### EXERCISE INSTRUCTIONS
Reproduce the whole listing, character for character.

(Dataset items)
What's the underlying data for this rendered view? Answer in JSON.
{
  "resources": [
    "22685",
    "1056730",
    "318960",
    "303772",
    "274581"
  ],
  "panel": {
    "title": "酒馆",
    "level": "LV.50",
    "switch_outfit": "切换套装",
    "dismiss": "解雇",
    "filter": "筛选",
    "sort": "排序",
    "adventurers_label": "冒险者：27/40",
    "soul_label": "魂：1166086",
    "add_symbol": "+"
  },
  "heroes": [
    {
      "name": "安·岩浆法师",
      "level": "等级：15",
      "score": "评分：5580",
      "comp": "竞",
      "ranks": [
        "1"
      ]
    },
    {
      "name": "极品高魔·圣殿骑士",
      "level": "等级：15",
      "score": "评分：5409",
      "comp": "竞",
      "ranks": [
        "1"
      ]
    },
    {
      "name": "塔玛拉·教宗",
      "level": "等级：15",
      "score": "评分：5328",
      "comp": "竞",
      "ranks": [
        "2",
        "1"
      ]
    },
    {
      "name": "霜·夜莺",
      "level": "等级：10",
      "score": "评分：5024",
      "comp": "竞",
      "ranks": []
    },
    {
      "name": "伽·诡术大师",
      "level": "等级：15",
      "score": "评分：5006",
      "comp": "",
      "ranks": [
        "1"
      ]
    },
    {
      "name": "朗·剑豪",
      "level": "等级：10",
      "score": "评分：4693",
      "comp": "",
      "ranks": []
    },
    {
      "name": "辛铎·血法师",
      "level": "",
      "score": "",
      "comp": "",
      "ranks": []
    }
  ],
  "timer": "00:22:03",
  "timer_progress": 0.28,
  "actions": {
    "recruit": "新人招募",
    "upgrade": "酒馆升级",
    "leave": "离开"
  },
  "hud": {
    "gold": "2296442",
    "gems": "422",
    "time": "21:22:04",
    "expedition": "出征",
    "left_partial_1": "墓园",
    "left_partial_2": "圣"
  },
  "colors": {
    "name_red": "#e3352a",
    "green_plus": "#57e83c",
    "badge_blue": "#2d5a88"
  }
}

### FULL OUTPUT
What's the underlying data for this rendered view? Answer in JSON.
{
  "resources": [
    "22685",
    "1056730",
    "318960",
    "303772",
    "274581"
  ],
  "panel": {
    "title": "酒馆",
    "level": "LV.50",
    "switch_outfit": "切换套装",
    "dismiss": "解雇",
    "filter": "筛选",
    "sort": "排序",
    "adventurers_label": "冒险者：27/40",
    "soul_label": "魂：1166086",
    "add_symbol": "+"
  },
  "heroes": [
    {
      "name": "安·岩浆法师",
      "level": "等级：15",
      "score": "评分：5580",
      "comp": "竞",
      "ranks": [
        "1"
      ]
    },
    {
      "name": "极品高魔·圣殿骑士",
      "level": "等级：15",
      "score": "评分：5409",
      "comp": "竞",
      "ranks": [
        "1"
      ]
    },
    {
      "name": "塔玛拉·教宗",
      "level": "等级：15",
      "score": "评分：5328",
      "comp": "竞",
      "ranks": [
        "2",
        "1"
      ]
    },
    {
      "name": "霜·夜莺",
      "level": "等级：10",
      "score": "评分：5024",
      "comp": "竞",
      "ranks": []
    },
    {
      "name": "伽·诡术大师",
      "level": "等级：15",
      "score": "评分：5006",
      "comp": "",
      "ranks": [
        "1"
      ]
    },
    {
      "name": "朗·剑豪",
      "level": "等级：10",
      "score": "评分：4693",
      "comp": "",
      "ranks": []
    },
    {
      "name": "辛铎·血法师",
      "level": "",
      "score": "",
      "comp": "",
      "ranks": []
    }
  ],
  "timer": "00:22:03",
  "timer_progress": 0.28,
  "actions": {
    "recruit": "新人招募",
    "upgrade": "酒馆升级",
    "leave": "离开"
  },
  "hud": {
    "gold": "2296442",
    "gems": "422",
    "time": "21:22:04",
    "expedition": "出征",
    "left_partial_1": "墓园",
    "left_partial_2": "圣"
  },
  "colors": {
    "name_red": "#e3352a",
    "green_plus": "#57e83c",
    "badge_blue": "#2d5a88"
  }
}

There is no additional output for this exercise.